▶ Brief:
Show each line that has the string "relative" in it.

▶ Dataset rows:
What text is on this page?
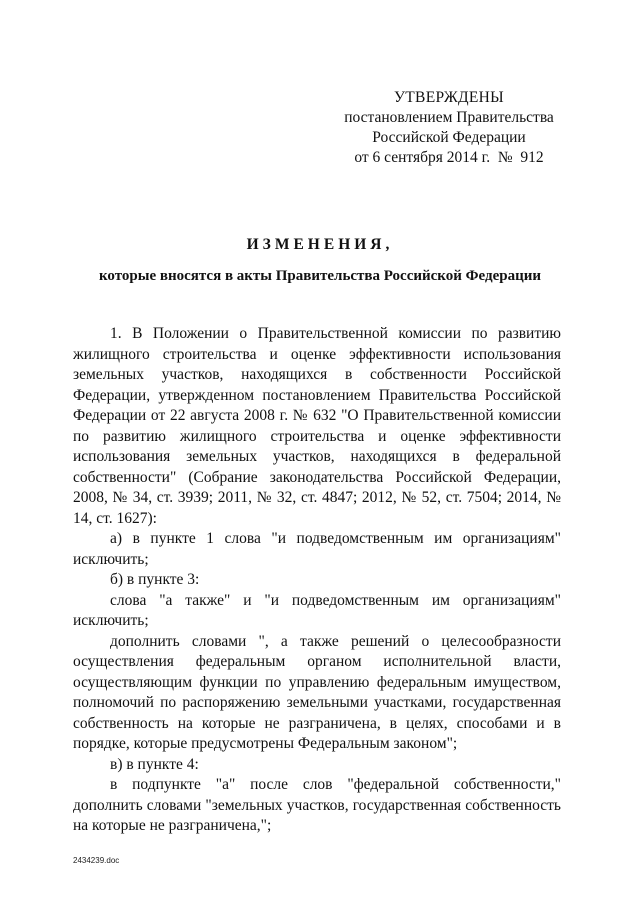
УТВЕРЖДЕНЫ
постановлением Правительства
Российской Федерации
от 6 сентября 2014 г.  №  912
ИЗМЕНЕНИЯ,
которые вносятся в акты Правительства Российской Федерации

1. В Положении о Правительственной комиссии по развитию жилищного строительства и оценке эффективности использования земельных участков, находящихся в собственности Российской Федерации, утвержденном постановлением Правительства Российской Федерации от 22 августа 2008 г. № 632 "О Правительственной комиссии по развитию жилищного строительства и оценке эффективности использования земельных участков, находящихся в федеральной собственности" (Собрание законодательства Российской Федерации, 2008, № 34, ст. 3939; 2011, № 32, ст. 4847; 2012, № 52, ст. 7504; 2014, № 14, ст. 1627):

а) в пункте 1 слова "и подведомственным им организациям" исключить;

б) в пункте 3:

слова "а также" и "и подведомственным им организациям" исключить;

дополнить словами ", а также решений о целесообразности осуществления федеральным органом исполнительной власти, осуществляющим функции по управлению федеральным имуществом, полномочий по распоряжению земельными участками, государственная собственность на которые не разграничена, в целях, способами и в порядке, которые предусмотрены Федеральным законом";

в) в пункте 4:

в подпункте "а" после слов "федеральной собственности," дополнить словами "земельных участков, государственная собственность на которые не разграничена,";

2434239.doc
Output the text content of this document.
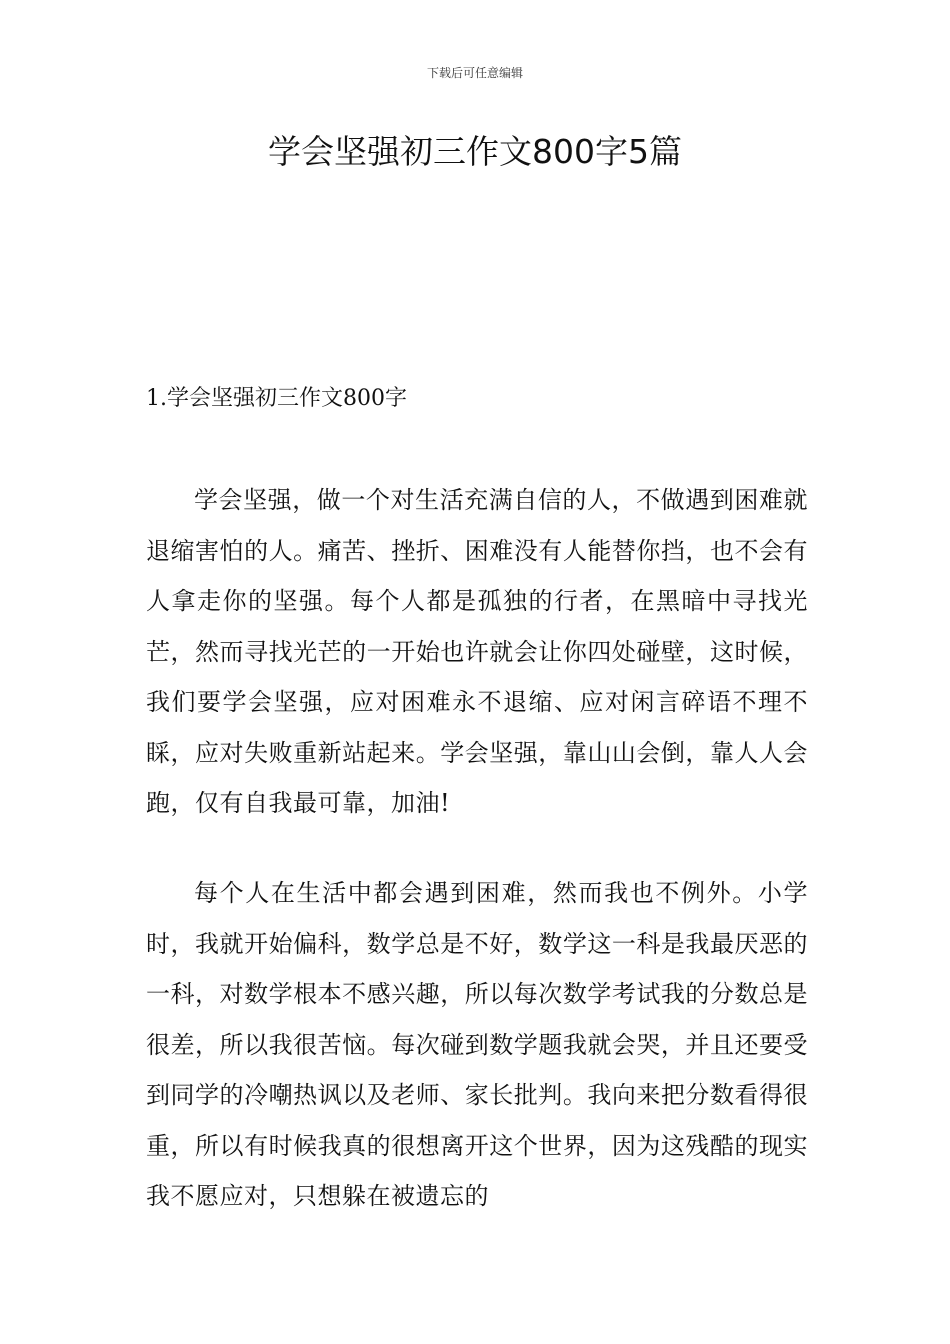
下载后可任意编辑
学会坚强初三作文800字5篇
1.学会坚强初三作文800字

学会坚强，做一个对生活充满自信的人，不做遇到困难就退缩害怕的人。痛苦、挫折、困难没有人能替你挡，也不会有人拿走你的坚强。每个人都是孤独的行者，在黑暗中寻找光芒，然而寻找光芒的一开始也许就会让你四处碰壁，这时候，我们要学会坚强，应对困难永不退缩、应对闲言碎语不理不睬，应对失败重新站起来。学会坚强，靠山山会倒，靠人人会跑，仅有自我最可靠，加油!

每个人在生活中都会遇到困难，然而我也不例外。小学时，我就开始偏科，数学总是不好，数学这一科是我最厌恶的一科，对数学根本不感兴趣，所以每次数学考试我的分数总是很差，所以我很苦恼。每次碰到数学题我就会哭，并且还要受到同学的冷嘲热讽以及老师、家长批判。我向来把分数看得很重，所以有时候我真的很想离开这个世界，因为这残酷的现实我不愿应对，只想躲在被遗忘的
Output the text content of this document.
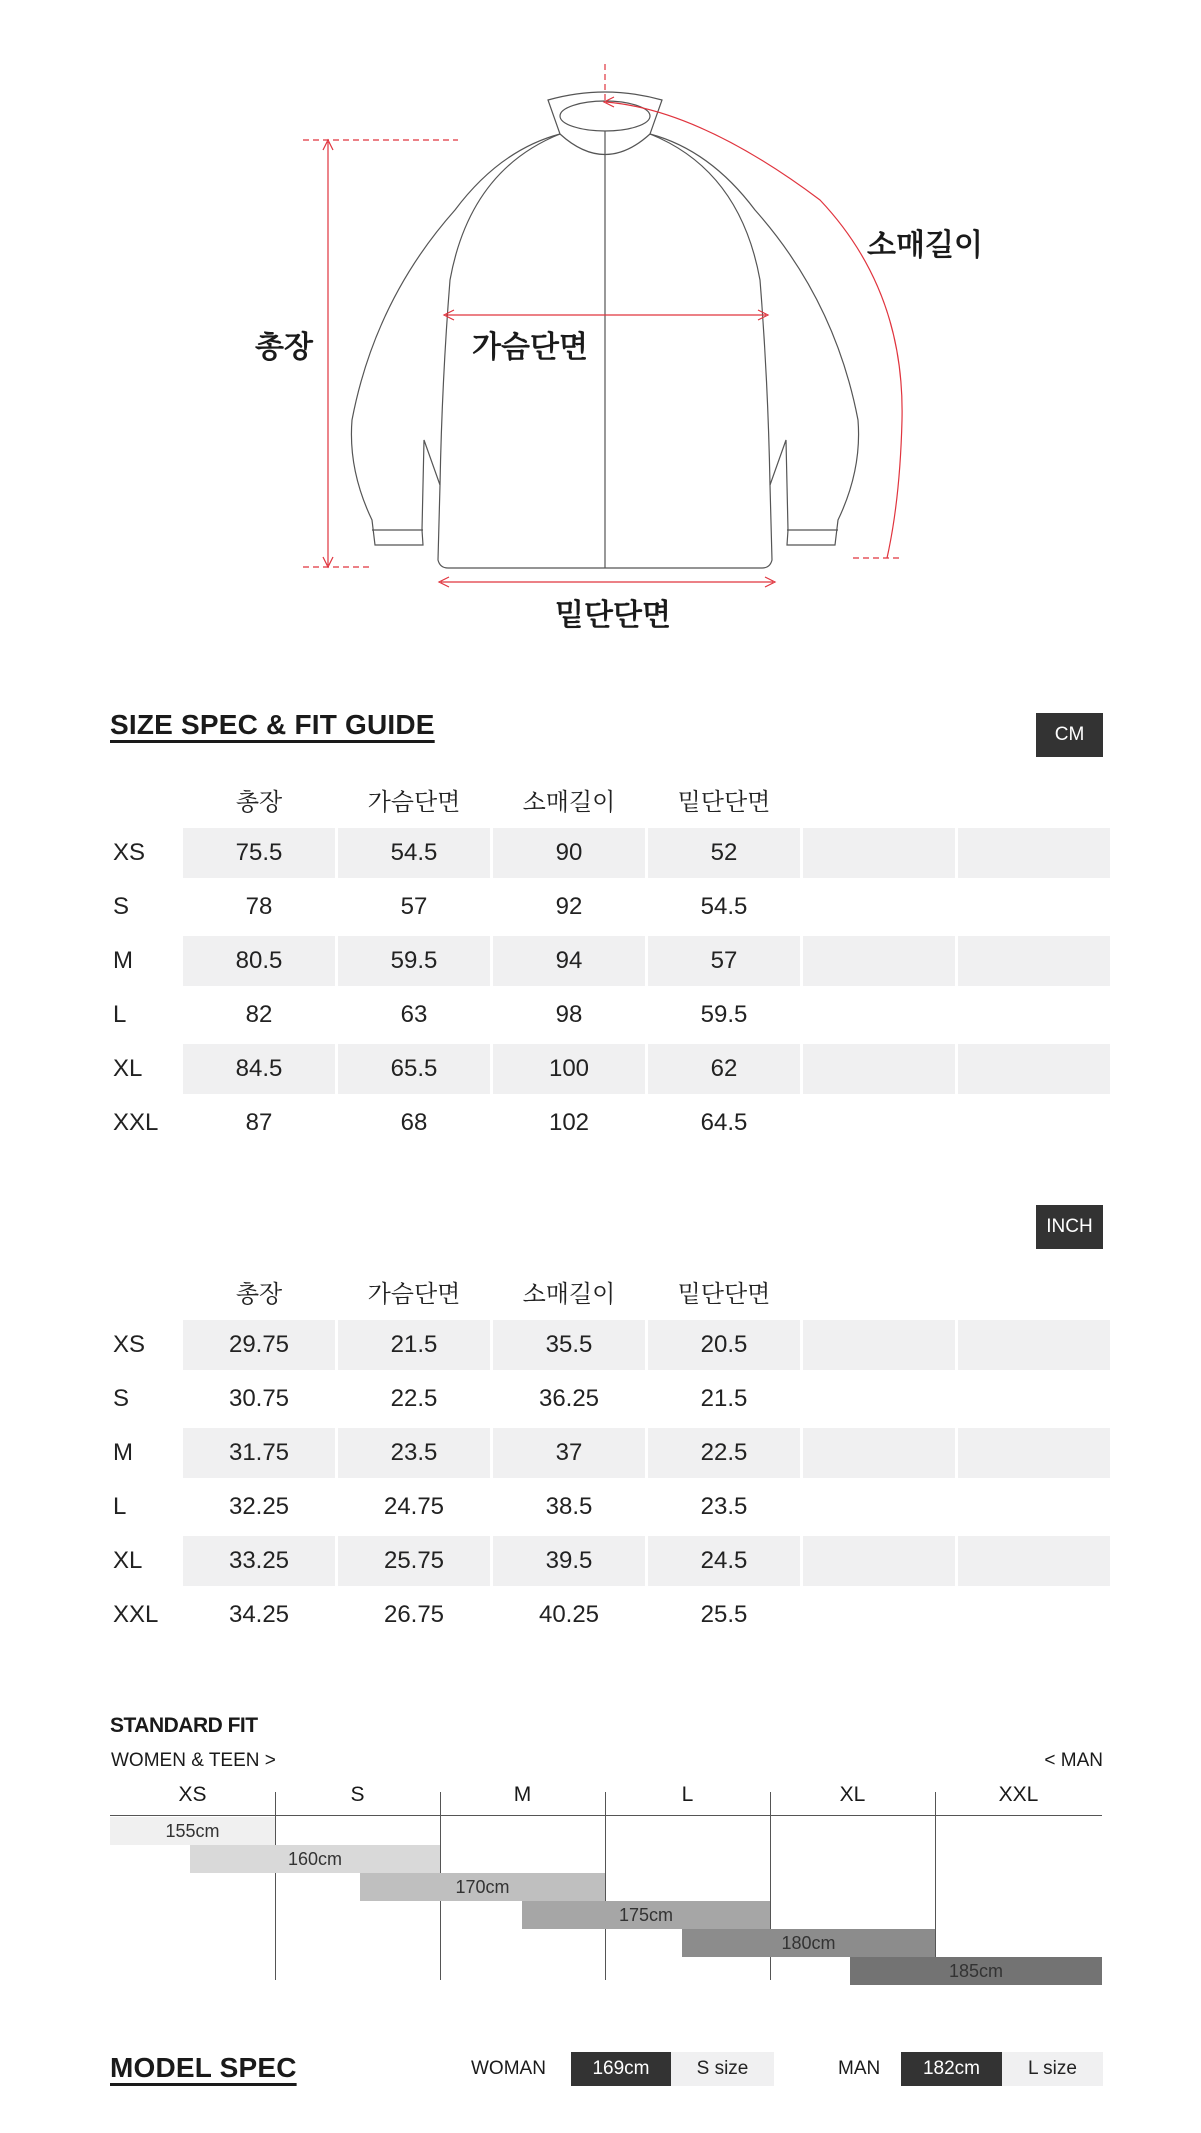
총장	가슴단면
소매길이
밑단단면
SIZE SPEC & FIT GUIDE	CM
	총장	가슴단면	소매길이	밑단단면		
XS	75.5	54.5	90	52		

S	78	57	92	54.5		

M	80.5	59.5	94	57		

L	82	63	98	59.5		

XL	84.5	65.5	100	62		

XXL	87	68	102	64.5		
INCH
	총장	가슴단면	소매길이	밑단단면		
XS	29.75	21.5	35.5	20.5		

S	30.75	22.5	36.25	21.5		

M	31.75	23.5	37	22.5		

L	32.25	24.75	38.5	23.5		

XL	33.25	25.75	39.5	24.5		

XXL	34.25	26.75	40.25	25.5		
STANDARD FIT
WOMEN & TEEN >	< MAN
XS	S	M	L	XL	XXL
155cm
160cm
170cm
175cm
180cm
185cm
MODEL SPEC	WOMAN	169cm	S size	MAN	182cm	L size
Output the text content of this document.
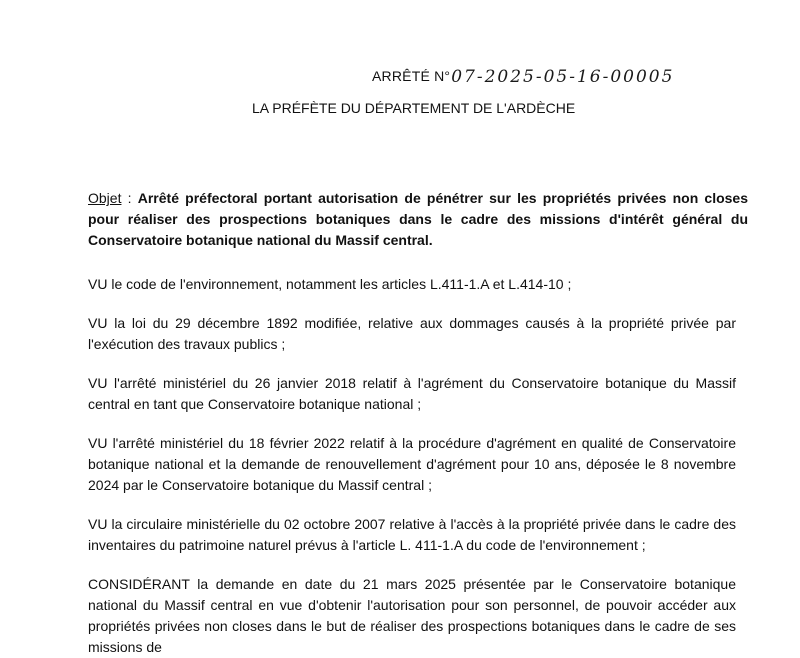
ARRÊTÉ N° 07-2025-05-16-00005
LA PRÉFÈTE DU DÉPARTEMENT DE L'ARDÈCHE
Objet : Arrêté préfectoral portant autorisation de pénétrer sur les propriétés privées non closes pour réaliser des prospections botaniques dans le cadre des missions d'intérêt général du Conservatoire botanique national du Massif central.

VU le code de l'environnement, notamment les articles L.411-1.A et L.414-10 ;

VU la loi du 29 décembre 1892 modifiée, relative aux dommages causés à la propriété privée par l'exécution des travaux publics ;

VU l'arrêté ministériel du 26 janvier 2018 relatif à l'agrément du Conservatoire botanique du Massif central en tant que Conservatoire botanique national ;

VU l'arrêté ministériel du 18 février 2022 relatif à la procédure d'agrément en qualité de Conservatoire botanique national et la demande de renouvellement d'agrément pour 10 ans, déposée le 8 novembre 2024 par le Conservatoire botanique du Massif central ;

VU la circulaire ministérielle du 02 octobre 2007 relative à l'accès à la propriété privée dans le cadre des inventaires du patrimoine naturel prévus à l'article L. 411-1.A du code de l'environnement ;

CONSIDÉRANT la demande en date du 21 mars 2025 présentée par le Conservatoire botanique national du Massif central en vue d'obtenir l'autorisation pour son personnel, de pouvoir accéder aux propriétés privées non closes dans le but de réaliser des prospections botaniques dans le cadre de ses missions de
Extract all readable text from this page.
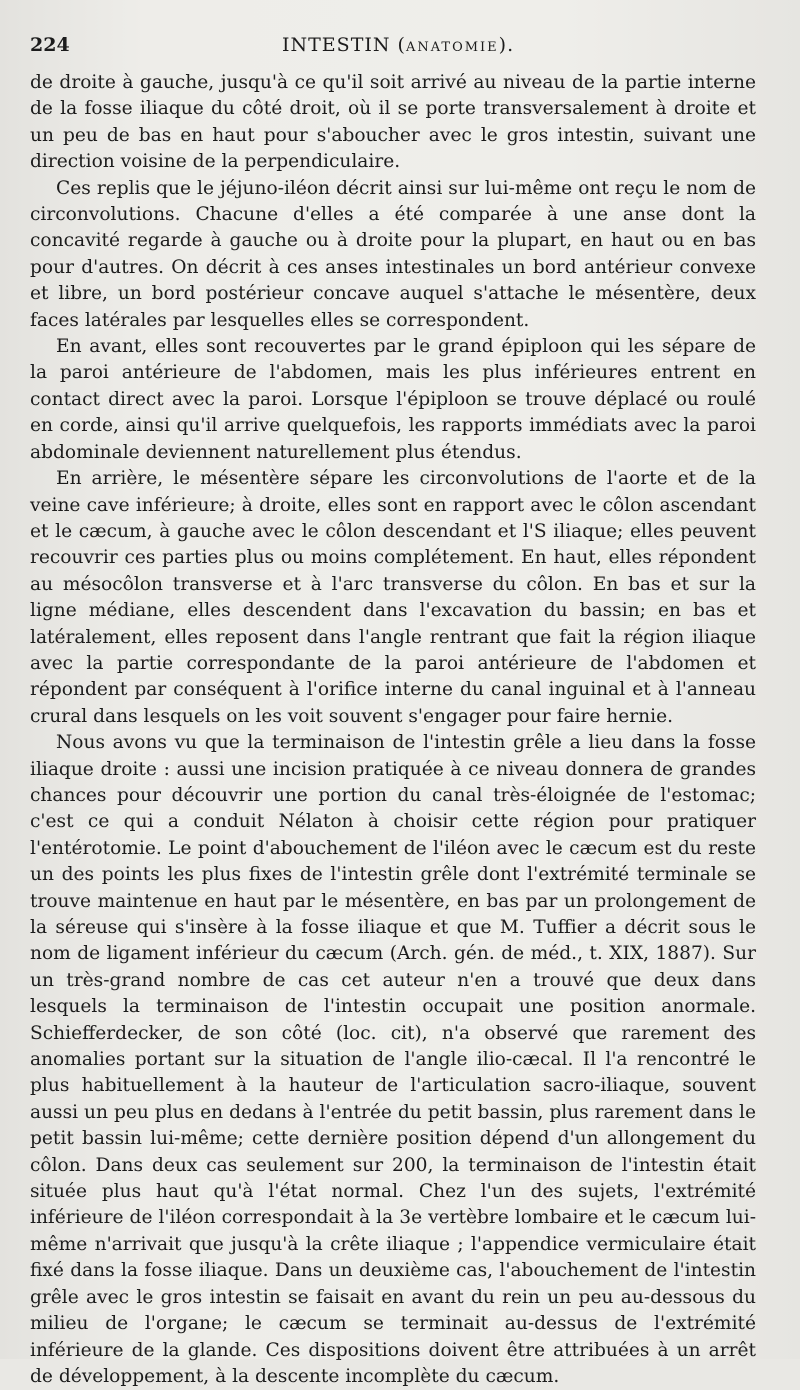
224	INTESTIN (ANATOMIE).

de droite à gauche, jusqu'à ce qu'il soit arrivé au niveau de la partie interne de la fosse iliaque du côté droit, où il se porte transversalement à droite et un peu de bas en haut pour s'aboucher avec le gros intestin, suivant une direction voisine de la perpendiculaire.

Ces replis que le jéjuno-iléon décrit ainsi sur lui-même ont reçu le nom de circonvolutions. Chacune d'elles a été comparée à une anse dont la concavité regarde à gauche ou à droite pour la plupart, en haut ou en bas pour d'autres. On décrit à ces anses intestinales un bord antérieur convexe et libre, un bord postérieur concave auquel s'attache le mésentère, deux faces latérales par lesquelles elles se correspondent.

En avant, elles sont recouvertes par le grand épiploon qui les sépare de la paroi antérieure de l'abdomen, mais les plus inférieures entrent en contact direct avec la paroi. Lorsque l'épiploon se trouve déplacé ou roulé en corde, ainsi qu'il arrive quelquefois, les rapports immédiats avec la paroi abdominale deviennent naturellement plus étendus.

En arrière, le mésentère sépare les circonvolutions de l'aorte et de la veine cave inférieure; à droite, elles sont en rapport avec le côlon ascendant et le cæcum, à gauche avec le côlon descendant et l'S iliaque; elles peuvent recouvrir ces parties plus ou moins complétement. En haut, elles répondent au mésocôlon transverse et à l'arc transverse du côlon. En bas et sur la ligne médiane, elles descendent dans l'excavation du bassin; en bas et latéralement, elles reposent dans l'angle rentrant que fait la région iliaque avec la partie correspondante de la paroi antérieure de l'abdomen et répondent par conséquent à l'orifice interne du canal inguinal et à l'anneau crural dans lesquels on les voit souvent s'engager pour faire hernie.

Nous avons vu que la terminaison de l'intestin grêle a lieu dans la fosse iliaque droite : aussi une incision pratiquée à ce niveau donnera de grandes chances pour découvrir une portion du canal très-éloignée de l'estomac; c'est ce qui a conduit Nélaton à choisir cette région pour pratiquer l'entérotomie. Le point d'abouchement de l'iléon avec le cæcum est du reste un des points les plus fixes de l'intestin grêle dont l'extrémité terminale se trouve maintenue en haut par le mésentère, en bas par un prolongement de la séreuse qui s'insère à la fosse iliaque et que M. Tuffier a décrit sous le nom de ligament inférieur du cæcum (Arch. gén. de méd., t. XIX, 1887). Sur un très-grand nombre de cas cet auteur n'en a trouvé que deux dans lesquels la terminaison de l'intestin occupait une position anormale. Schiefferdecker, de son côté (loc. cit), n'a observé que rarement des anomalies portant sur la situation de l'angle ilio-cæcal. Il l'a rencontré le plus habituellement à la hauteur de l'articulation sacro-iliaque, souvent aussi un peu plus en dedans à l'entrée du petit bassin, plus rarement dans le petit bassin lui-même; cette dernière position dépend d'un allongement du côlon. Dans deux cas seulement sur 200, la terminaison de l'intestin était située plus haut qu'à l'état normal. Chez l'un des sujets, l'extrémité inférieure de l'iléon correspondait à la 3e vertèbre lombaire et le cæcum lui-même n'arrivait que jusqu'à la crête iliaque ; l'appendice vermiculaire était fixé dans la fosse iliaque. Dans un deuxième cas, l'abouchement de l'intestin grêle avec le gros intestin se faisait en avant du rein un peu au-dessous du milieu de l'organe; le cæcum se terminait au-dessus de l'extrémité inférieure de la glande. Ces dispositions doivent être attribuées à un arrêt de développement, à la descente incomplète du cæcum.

▶ Expected output:
VU la loi du 29 décembre 1892 modifiée, relative aux dommages causés à la propriété privée par l'exécution des travaux publics ;
VU la circulaire ministérielle du 02 octobre 2007 relative à l'accès à la propriété privée dans le cadre des inventaires du patrimoine naturel prévus à l'article L. 411-1.A du code de l'environnement ;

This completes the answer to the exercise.